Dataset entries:
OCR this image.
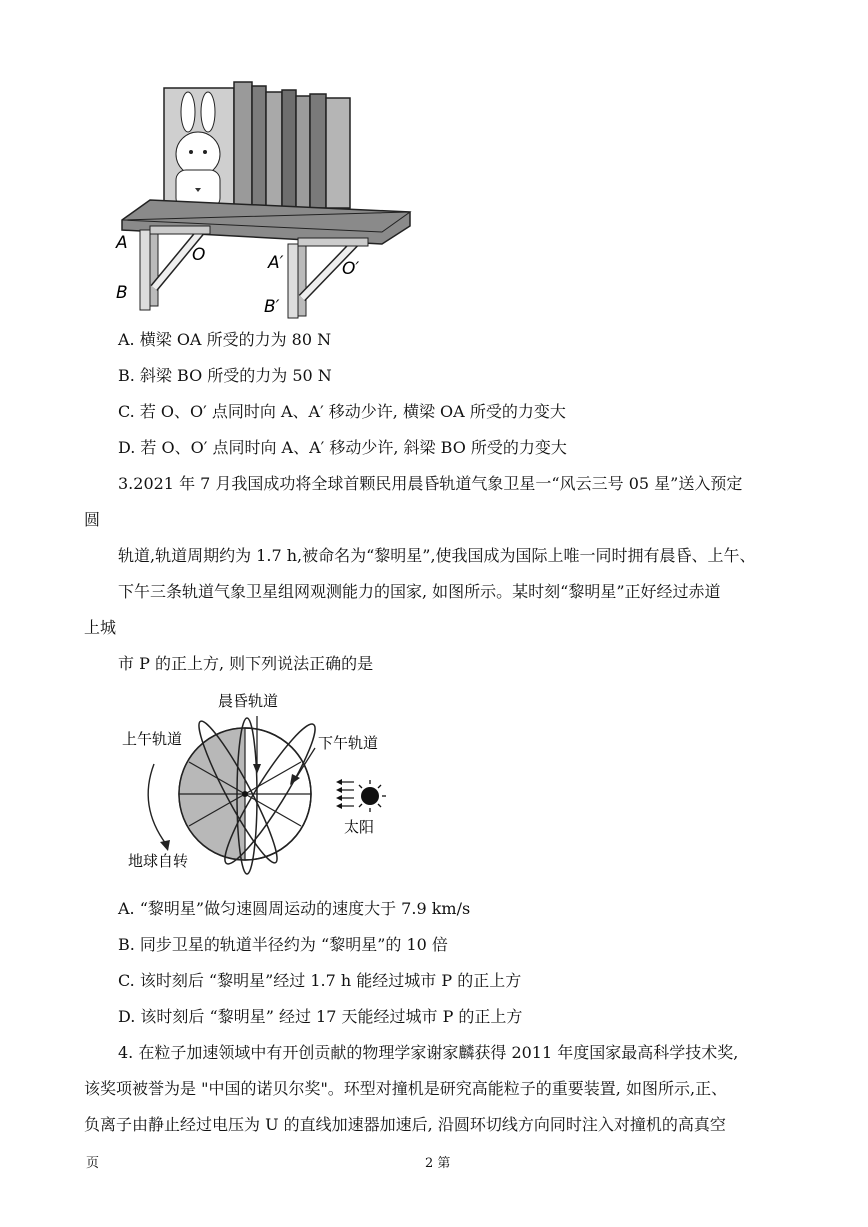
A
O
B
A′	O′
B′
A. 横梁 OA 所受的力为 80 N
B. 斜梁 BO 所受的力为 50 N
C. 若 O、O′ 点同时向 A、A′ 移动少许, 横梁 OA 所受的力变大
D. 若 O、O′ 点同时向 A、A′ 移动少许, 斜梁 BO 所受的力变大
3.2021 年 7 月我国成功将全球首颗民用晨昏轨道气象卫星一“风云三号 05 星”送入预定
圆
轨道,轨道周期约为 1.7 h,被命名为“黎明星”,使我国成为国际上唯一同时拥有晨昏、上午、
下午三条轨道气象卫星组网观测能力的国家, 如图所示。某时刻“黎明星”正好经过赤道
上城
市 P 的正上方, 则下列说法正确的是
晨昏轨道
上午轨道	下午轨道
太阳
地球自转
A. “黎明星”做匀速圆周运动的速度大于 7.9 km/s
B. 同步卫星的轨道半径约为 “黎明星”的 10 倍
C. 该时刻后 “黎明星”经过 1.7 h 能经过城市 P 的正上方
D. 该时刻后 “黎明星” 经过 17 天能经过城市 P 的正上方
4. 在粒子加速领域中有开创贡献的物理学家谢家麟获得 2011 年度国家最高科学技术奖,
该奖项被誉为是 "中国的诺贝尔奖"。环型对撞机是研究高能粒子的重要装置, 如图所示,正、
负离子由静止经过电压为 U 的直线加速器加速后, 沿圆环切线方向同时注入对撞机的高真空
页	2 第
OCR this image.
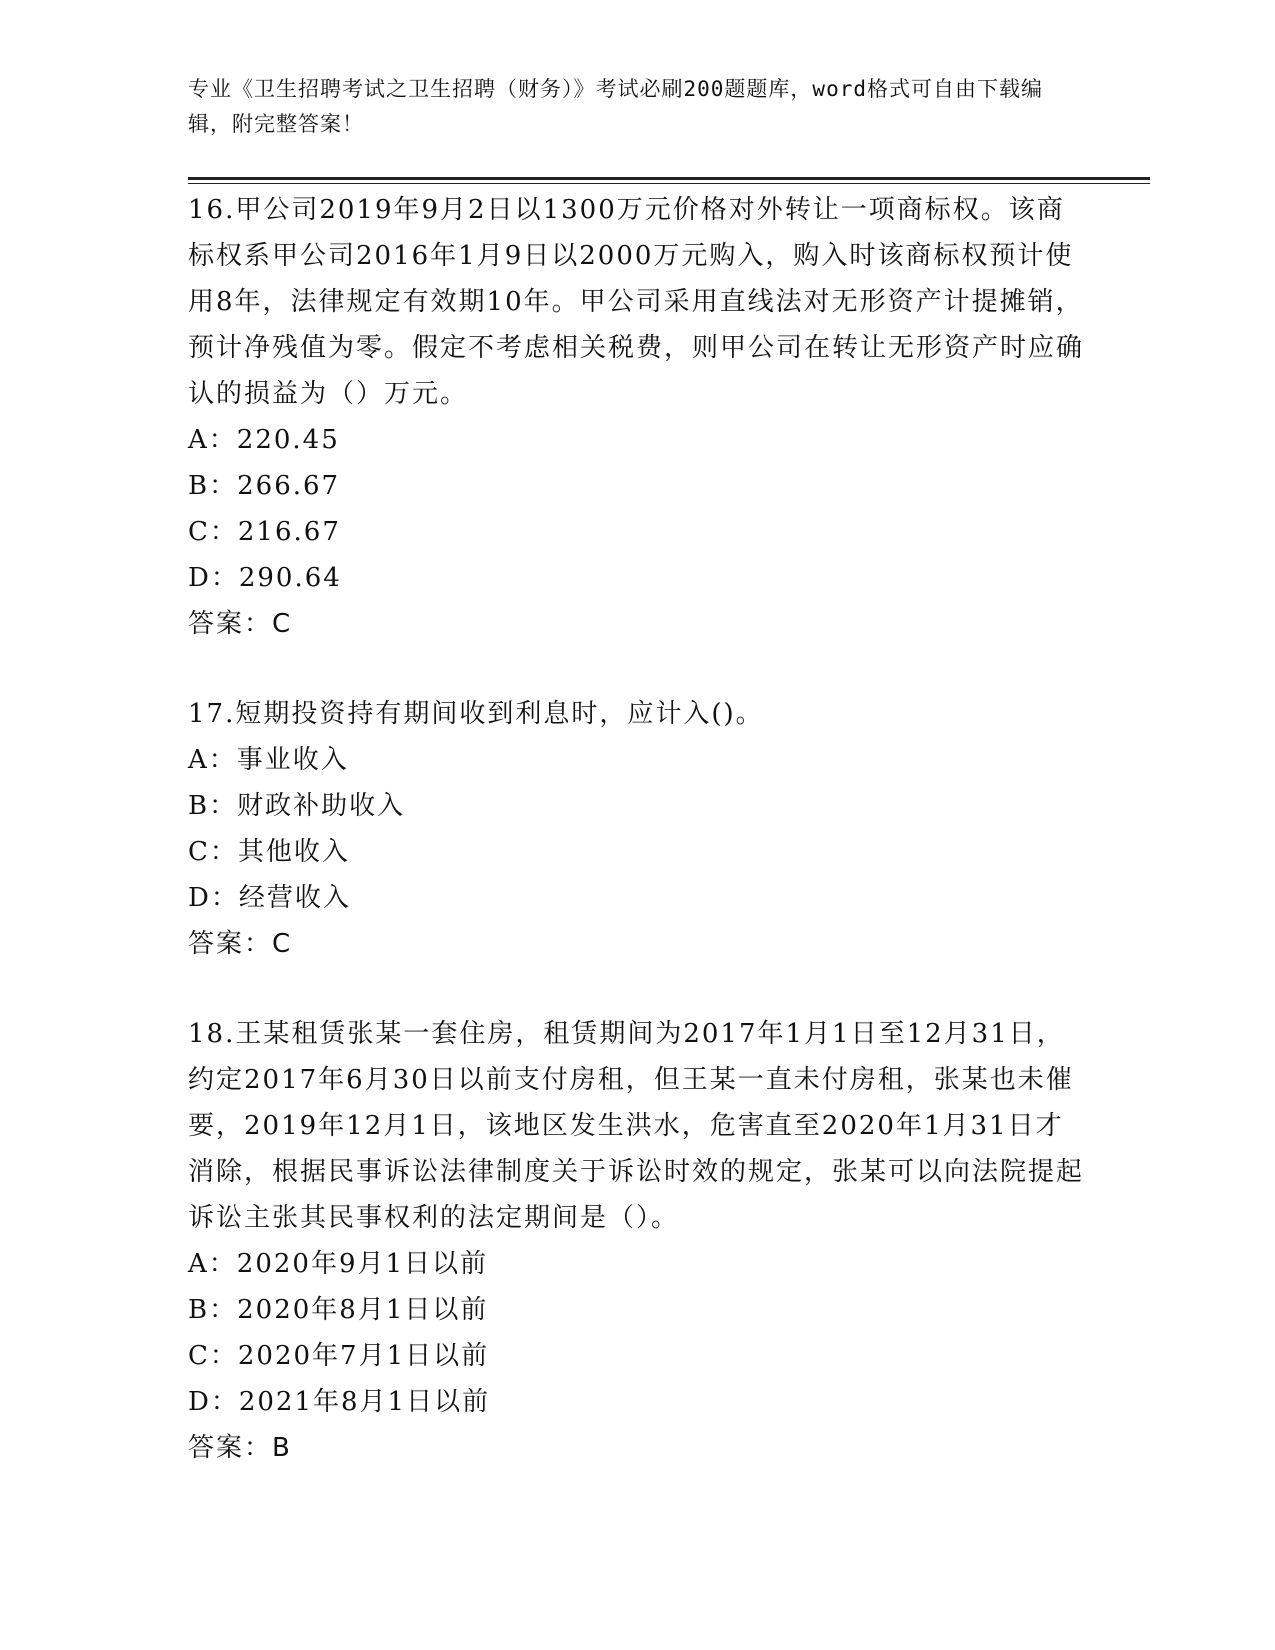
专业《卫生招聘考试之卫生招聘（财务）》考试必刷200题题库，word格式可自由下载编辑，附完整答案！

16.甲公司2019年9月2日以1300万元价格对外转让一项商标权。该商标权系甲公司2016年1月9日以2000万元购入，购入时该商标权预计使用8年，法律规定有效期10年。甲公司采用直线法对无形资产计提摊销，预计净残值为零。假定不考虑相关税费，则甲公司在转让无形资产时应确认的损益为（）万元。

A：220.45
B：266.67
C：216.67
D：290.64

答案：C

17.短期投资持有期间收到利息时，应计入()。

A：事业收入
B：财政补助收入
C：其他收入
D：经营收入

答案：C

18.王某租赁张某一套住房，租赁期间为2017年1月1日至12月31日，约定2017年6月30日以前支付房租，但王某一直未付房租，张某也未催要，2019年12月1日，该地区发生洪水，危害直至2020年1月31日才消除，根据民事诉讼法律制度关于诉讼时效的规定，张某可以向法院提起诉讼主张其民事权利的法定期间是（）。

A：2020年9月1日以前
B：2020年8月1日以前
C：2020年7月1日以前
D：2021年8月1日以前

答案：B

_Task instructions_
State how many lines of the records above contain "该时刻后", with no words besides the number.

_Exercise output_
2